(Problem)
Gather every line holding the string "trata".

[BEGIN Data records]

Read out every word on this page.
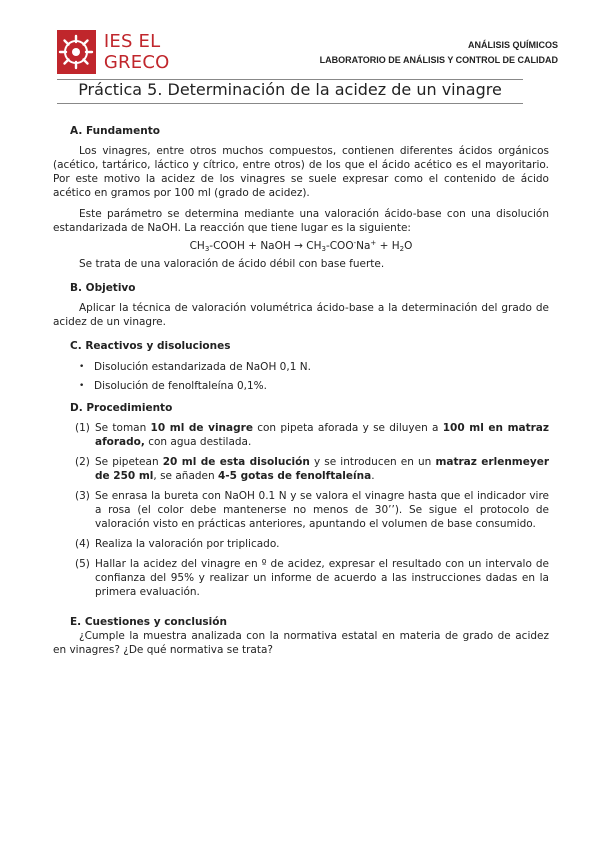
IES EL GRECO
ANÁLISIS QUÍMICOS
LABORATORIO DE ANÁLISIS Y CONTROL DE CALIDAD
Práctica 5. Determinación de la acidez de un vinagre
A. Fundamento
Los vinagres, entre otros muchos compuestos, contienen diferentes ácidos orgánicos (acético, tartárico, láctico y cítrico, entre otros) de los que el ácido acético es el mayoritario. Por este motivo la acidez de los vinagres se suele expresar como el contenido de ácido acético en gramos por 100 ml (grado de acidez).
Este parámetro se determina mediante una valoración ácido-base con una disolución estandarizada de NaOH. La reacción que tiene lugar es la siguiente:
$CH_3$-COOH + NaOH → $CH_3-COO^-Na^+ + H_2O$
Se trata de una valoración de ácido débil con base fuerte.
B. Objetivo
Aplicar la técnica de valoración volumétrica ácido-base a la determinación del grado de acidez de un vinagre.
C. Reactivos y disoluciones
• Disolución estandarizada de NaOH 0,1 N.
• Disolución de fenolftaleína 0,1%.
D. Procedimiento
(1) Se toman 10 ml de vinagre con pipeta aforada y se diluyen a 100 ml en matraz aforado, con agua destilada.
(2) Se pipetean 20 ml de esta disolución y se introducen en un matraz erlenmeyer de 250 ml, se añaden 4-5 gotas de fenolftaleína.
(3) Se enrasa la bureta con NaOH 0.1 N y se valora el vinagre hasta que el indicador vire a rosa (el color debe mantenerse no menos de 30’’). Se sigue el protocolo de valoración visto en prácticas anteriores, apuntando el volumen de base consumido.
(4) Realiza la valoración por triplicado.
(5) Hallar la acidez del vinagre en º de acidez, expresar el resultado con un intervalo de confianza del 95% y realizar un informe de acuerdo a las instrucciones dadas en la primera evaluación.
E. Cuestiones y conclusión
¿Cumple la muestra analizada con la normativa estatal en materia de grado de acidez en vinagres? ¿De qué normativa se trata?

[END Data records]

(Result of the exercise)
Se trata de una valoración de ácido débil con base fuerte.
¿Cumple la muestra analizada con la normativa estatal en materia de grado de acidez en vinagres? ¿De qué normativa se trata?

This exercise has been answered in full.